begin Material shown

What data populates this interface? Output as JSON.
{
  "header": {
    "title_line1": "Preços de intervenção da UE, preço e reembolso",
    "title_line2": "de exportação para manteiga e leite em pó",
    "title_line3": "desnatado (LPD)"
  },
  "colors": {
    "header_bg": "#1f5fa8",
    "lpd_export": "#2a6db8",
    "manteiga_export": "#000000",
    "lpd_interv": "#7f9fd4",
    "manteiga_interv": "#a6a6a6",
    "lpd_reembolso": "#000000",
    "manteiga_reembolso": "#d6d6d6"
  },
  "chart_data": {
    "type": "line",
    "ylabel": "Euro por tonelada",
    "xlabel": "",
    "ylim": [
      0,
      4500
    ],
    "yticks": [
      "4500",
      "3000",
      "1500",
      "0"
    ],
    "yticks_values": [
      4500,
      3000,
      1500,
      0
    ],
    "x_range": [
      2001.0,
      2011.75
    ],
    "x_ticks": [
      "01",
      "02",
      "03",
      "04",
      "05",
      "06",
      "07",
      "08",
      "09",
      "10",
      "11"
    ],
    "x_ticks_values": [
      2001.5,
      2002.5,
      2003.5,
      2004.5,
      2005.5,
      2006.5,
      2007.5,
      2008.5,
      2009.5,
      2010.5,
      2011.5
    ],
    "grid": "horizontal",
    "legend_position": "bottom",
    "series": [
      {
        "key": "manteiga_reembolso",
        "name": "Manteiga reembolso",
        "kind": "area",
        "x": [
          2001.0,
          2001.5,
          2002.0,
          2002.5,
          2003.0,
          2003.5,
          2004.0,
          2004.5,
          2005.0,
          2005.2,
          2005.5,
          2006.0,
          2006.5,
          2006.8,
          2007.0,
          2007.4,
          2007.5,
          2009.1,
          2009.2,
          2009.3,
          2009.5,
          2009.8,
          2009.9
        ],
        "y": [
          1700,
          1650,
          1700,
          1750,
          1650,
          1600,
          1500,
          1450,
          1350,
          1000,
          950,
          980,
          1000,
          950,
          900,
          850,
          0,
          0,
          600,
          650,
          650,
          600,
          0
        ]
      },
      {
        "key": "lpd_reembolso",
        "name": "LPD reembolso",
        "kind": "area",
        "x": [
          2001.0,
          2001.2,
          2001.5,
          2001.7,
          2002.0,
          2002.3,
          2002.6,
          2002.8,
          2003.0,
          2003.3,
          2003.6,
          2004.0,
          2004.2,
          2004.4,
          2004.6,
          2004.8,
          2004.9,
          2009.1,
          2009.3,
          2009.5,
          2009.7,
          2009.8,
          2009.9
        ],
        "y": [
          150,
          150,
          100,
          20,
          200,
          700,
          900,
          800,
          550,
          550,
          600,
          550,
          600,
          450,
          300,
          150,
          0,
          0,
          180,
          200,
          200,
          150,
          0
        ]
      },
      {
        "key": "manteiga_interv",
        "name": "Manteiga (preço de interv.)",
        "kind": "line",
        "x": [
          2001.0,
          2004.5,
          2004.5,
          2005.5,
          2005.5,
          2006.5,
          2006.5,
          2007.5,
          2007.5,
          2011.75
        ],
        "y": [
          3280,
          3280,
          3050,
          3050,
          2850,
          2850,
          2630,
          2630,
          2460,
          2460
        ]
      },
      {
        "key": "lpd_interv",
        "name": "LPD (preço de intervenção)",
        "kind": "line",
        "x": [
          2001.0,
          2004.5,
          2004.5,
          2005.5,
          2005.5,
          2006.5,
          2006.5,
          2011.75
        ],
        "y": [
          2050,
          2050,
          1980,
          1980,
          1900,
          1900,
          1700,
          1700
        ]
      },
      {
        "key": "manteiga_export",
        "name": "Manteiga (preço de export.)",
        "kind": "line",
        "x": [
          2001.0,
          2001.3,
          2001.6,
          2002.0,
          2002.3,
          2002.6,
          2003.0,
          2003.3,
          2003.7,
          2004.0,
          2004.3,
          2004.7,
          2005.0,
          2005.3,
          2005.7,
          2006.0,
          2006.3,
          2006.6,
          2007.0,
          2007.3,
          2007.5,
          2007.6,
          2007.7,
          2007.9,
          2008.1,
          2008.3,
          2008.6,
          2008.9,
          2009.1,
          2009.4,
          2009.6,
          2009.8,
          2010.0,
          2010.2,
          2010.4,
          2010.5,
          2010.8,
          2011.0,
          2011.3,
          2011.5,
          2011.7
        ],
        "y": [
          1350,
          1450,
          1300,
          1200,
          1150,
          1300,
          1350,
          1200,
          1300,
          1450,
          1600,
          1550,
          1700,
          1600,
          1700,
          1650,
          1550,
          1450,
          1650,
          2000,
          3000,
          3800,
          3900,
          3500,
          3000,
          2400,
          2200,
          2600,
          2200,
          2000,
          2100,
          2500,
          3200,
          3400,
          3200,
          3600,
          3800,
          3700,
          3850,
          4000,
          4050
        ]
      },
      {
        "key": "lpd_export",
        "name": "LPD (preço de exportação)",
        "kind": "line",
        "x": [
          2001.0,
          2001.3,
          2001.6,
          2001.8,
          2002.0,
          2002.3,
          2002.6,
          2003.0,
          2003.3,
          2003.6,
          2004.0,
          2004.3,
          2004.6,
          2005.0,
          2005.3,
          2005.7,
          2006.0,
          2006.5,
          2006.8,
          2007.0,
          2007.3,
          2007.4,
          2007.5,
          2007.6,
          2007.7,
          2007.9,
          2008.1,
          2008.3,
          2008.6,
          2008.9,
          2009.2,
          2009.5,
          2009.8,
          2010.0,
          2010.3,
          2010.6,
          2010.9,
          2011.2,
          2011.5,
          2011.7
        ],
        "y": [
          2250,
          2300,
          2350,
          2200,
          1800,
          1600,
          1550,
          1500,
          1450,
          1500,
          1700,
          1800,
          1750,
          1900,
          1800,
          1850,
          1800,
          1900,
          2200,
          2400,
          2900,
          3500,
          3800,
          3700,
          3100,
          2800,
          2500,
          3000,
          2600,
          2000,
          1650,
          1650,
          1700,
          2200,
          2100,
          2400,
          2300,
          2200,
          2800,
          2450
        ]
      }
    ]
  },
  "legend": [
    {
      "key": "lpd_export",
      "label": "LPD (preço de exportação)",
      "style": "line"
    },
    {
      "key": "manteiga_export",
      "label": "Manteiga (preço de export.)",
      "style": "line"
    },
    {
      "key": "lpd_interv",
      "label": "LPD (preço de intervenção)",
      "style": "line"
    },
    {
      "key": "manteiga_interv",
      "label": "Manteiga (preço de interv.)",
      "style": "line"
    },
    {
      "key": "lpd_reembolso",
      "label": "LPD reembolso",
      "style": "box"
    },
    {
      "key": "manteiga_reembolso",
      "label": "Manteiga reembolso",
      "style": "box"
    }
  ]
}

end Material shown

Return each entry from above without altering a single character.

**Problem solution:**
What data populates this interface? Output as JSON.
{
  "header": {
    "title_line1": "Preços de intervenção da UE, preço e reembolso",
    "title_line2": "de exportação para manteiga e leite em pó",
    "title_line3": "desnatado (LPD)"
  },
  "colors": {
    "header_bg": "#1f5fa8",
    "lpd_export": "#2a6db8",
    "manteiga_export": "#000000",
    "lpd_interv": "#7f9fd4",
    "manteiga_interv": "#a6a6a6",
    "lpd_reembolso": "#000000",
    "manteiga_reembolso": "#d6d6d6"
  },
  "chart_data": {
    "type": "line",
    "ylabel": "Euro por tonelada",
    "xlabel": "",
    "ylim": [
      0,
      4500
    ],
    "yticks": [
      "4500",
      "3000",
      "1500",
      "0"
    ],
    "yticks_values": [
      4500,
      3000,
      1500,
      0
    ],
    "x_range": [
      2001.0,
      2011.75
    ],
    "x_ticks": [
      "01",
      "02",
      "03",
      "04",
      "05",
      "06",
      "07",
      "08",
      "09",
      "10",
      "11"
    ],
    "x_ticks_values": [
      2001.5,
      2002.5,
      2003.5,
      2004.5,
      2005.5,
      2006.5,
      2007.5,
      2008.5,
      2009.5,
      2010.5,
      2011.5
    ],
    "grid": "horizontal",
    "legend_position": "bottom",
    "series": [
      {
        "key": "manteiga_reembolso",
        "name": "Manteiga reembolso",
        "kind": "area",
        "x": [
          2001.0,
          2001.5,
          2002.0,
          2002.5,
          2003.0,
          2003.5,
          2004.0,
          2004.5,
          2005.0,
          2005.2,
          2005.5,
          2006.0,
          2006.5,
          2006.8,
          2007.0,
          2007.4,
          2007.5,
          2009.1,
          2009.2,
          2009.3,
          2009.5,
          2009.8,
          2009.9
        ],
        "y": [
          1700,
          1650,
          1700,
          1750,
          1650,
          1600,
          1500,
          1450,
          1350,
          1000,
          950,
          980,
          1000,
          950,
          900,
          850,
          0,
          0,
          600,
          650,
          650,
          600,
          0
        ]
      },
      {
        "key": "lpd_reembolso",
        "name": "LPD reembolso",
        "kind": "area",
        "x": [
          2001.0,
          2001.2,
          2001.5,
          2001.7,
          2002.0,
          2002.3,
          2002.6,
          2002.8,
          2003.0,
          2003.3,
          2003.6,
          2004.0,
          2004.2,
          2004.4,
          2004.6,
          2004.8,
          2004.9,
          2009.1,
          2009.3,
          2009.5,
          2009.7,
          2009.8,
          2009.9
        ],
        "y": [
          150,
          150,
          100,
          20,
          200,
          700,
          900,
          800,
          550,
          550,
          600,
          550,
          600,
          450,
          300,
          150,
          0,
          0,
          180,
          200,
          200,
          150,
          0
        ]
      },
      {
        "key": "manteiga_interv",
        "name": "Manteiga (preço de interv.)",
        "kind": "line",
        "x": [
          2001.0,
          2004.5,
          2004.5,
          2005.5,
          2005.5,
          2006.5,
          2006.5,
          2007.5,
          2007.5,
          2011.75
        ],
        "y": [
          3280,
          3280,
          3050,
          3050,
          2850,
          2850,
          2630,
          2630,
          2460,
          2460
        ]
      },
      {
        "key": "lpd_interv",
        "name": "LPD (preço de intervenção)",
        "kind": "line",
        "x": [
          2001.0,
          2004.5,
          2004.5,
          2005.5,
          2005.5,
          2006.5,
          2006.5,
          2011.75
        ],
        "y": [
          2050,
          2050,
          1980,
          1980,
          1900,
          1900,
          1700,
          1700
        ]
      },
      {
        "key": "manteiga_export",
        "name": "Manteiga (preço de export.)",
        "kind": "line",
        "x": [
          2001.0,
          2001.3,
          2001.6,
          2002.0,
          2002.3,
          2002.6,
          2003.0,
          2003.3,
          2003.7,
          2004.0,
          2004.3,
          2004.7,
          2005.0,
          2005.3,
          2005.7,
          2006.0,
          2006.3,
          2006.6,
          2007.0,
          2007.3,
          2007.5,
          2007.6,
          2007.7,
          2007.9,
          2008.1,
          2008.3,
          2008.6,
          2008.9,
          2009.1,
          2009.4,
          2009.6,
          2009.8,
          2010.0,
          2010.2,
          2010.4,
          2010.5,
          2010.8,
          2011.0,
          2011.3,
          2011.5,
          2011.7
        ],
        "y": [
          1350,
          1450,
          1300,
          1200,
          1150,
          1300,
          1350,
          1200,
          1300,
          1450,
          1600,
          1550,
          1700,
          1600,
          1700,
          1650,
          1550,
          1450,
          1650,
          2000,
          3000,
          3800,
          3900,
          3500,
          3000,
          2400,
          2200,
          2600,
          2200,
          2000,
          2100,
          2500,
          3200,
          3400,
          3200,
          3600,
          3800,
          3700,
          3850,
          4000,
          4050
        ]
      },
      {
        "key": "lpd_export",
        "name": "LPD (preço de exportação)",
        "kind": "line",
        "x": [
          2001.0,
          2001.3,
          2001.6,
          2001.8,
          2002.0,
          2002.3,
          2002.6,
          2003.0,
          2003.3,
          2003.6,
          2004.0,
          2004.3,
          2004.6,
          2005.0,
          2005.3,
          2005.7,
          2006.0,
          2006.5,
          2006.8,
          2007.0,
          2007.3,
          2007.4,
          2007.5,
          2007.6,
          2007.7,
          2007.9,
          2008.1,
          2008.3,
          2008.6,
          2008.9,
          2009.2,
          2009.5,
          2009.8,
          2010.0,
          2010.3,
          2010.6,
          2010.9,
          2011.2,
          2011.5,
          2011.7
        ],
        "y": [
          2250,
          2300,
          2350,
          2200,
          1800,
          1600,
          1550,
          1500,
          1450,
          1500,
          1700,
          1800,
          1750,
          1900,
          1800,
          1850,
          1800,
          1900,
          2200,
          2400,
          2900,
          3500,
          3800,
          3700,
          3100,
          2800,
          2500,
          3000,
          2600,
          2000,
          1650,
          1650,
          1700,
          2200,
          2100,
          2400,
          2300,
          2200,
          2800,
          2450
        ]
      }
    ]
  },
  "legend": [
    {
      "key": "lpd_export",
      "label": "LPD (preço de exportação)",
      "style": "line"
    },
    {
      "key": "manteiga_export",
      "label": "Manteiga (preço de export.)",
      "style": "line"
    },
    {
      "key": "lpd_interv",
      "label": "LPD (preço de intervenção)",
      "style": "line"
    },
    {
      "key": "manteiga_interv",
      "label": "Manteiga (preço de interv.)",
      "style": "line"
    },
    {
      "key": "lpd_reembolso",
      "label": "LPD reembolso",
      "style": "box"
    },
    {
      "key": "manteiga_reembolso",
      "label": "Manteiga reembolso",
      "style": "box"
    }
  ]
}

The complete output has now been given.